Extract every line that contains the string "Pakora".

Records ->
########
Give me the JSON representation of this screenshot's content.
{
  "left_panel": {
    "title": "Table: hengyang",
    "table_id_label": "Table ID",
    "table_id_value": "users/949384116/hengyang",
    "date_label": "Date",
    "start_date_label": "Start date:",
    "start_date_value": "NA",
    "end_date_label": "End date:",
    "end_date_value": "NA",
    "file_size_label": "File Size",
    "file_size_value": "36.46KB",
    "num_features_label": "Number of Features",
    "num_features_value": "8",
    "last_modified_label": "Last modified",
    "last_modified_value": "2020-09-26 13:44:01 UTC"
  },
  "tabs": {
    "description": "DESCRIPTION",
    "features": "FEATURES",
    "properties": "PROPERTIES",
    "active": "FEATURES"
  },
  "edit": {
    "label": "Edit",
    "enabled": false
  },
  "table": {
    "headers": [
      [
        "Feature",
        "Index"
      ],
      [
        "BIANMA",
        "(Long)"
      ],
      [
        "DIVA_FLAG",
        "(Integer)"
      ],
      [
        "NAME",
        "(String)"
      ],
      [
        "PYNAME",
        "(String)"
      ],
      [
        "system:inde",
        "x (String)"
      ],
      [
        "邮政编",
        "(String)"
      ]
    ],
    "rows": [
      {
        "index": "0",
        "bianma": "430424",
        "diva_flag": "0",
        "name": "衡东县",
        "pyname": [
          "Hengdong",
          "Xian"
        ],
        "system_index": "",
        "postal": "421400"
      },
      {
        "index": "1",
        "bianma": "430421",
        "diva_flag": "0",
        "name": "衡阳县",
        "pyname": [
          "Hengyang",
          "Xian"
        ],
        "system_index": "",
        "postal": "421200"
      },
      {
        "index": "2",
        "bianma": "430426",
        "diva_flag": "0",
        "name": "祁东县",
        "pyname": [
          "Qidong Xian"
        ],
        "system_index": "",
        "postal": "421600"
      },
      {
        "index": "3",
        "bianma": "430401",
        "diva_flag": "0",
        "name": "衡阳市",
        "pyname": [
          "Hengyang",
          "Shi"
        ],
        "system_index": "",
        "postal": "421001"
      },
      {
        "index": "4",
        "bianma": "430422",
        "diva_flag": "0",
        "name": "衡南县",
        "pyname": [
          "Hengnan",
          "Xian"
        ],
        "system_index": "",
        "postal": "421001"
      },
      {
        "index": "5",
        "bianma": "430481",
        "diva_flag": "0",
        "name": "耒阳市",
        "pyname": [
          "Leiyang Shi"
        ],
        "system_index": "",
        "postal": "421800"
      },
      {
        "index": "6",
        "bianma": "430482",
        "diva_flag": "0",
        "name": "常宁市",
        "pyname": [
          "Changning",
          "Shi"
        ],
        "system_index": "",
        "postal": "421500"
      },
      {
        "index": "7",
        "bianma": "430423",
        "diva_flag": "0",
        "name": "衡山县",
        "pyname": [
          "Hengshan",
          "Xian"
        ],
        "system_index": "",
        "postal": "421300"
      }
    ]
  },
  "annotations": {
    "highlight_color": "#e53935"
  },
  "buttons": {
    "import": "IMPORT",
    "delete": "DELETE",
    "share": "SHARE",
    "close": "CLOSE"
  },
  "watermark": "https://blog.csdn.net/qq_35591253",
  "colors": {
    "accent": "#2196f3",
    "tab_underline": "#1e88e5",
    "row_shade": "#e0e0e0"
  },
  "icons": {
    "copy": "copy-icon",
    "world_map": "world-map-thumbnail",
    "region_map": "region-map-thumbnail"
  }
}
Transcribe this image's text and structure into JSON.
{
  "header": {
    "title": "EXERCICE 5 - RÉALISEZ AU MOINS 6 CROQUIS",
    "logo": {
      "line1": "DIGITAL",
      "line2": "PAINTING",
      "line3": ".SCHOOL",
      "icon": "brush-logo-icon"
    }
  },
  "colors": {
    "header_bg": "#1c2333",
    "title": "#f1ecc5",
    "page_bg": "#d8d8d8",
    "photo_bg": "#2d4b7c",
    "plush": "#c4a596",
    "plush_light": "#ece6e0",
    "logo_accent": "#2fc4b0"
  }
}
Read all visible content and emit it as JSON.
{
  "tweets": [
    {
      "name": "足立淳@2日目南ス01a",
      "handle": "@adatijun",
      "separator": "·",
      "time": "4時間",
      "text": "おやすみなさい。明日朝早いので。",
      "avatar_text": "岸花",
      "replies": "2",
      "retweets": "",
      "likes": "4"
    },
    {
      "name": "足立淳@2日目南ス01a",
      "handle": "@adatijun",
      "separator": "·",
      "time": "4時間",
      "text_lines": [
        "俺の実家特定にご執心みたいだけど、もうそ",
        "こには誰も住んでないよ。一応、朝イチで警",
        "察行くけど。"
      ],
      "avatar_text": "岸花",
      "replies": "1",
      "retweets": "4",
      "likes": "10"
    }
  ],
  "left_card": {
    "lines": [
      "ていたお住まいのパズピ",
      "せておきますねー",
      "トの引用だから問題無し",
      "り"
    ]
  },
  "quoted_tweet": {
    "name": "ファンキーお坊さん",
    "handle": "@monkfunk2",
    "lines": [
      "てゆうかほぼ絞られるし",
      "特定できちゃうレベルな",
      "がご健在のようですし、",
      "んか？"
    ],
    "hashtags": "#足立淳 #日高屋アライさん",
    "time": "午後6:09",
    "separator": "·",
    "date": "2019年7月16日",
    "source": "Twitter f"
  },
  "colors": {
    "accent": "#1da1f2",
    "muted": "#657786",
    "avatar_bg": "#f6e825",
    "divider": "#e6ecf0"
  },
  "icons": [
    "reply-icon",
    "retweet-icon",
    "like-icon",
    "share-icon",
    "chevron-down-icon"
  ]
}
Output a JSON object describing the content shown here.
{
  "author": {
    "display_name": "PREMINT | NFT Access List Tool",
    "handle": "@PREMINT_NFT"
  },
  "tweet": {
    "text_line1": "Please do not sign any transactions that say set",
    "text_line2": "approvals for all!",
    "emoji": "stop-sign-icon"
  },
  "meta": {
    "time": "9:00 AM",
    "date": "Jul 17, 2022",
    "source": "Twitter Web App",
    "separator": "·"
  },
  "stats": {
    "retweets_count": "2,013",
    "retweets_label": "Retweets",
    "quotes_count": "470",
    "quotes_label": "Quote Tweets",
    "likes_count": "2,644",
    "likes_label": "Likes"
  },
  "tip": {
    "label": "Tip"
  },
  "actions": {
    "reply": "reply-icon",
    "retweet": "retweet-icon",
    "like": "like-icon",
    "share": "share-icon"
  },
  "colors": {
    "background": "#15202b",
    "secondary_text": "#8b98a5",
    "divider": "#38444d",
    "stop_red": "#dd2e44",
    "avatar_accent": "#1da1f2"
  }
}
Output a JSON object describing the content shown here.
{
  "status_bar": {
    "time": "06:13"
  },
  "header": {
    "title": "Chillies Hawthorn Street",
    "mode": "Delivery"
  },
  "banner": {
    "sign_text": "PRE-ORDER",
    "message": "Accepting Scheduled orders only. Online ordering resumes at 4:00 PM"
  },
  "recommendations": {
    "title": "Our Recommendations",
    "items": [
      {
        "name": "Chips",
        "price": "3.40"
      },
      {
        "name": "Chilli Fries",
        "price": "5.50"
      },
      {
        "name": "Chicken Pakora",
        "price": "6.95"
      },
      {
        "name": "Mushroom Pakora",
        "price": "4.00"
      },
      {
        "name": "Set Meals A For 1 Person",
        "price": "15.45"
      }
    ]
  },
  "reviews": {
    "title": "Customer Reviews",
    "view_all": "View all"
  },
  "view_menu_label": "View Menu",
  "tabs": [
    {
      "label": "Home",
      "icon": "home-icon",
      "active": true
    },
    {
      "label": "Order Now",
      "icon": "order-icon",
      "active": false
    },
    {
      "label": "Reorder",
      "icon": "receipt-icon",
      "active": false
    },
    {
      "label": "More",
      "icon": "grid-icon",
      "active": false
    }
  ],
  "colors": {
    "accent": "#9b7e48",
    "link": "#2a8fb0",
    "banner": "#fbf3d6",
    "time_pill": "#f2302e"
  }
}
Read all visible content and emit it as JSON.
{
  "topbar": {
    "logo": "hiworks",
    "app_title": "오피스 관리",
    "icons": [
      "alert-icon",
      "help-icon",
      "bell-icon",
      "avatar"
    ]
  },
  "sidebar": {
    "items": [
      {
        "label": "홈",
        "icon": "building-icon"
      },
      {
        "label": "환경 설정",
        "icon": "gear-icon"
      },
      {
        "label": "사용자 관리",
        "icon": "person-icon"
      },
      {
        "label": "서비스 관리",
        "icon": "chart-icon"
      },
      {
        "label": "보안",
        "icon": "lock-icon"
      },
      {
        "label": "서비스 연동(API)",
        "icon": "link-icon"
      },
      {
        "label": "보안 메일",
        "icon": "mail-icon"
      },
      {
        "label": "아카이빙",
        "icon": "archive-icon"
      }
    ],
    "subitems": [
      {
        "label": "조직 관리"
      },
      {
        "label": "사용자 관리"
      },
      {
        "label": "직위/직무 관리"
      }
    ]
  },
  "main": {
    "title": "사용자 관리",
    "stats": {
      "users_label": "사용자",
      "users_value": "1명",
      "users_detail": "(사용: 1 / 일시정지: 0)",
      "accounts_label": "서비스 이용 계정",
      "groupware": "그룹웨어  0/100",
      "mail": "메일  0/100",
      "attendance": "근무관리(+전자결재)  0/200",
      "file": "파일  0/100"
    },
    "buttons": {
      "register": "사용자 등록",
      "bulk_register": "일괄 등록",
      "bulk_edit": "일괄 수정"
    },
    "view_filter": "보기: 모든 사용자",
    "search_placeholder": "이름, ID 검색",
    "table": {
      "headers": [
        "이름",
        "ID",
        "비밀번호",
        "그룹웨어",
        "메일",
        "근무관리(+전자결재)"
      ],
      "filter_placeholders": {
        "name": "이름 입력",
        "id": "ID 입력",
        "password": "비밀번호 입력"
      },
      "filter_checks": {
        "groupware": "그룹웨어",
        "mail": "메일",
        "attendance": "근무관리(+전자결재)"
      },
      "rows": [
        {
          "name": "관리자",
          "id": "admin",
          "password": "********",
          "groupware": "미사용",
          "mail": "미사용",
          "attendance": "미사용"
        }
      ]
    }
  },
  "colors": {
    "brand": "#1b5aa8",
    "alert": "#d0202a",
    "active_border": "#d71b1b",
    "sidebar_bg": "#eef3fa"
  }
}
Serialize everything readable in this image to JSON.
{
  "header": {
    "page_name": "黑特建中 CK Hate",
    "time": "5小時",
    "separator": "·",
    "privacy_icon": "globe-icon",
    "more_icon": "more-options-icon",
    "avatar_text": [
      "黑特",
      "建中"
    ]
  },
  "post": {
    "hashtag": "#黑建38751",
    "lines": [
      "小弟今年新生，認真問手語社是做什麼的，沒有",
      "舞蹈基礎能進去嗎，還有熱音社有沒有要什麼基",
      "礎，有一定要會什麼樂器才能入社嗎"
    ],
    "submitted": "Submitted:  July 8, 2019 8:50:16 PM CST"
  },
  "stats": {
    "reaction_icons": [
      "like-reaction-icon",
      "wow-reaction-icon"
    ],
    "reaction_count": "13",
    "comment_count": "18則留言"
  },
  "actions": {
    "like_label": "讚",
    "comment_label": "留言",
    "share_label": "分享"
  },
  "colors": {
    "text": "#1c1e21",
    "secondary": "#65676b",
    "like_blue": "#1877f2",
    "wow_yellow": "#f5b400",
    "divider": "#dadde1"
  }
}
########
Result of this task ->
        "name": "Chicken Pakora",
        "name": "Mushroom Pakora",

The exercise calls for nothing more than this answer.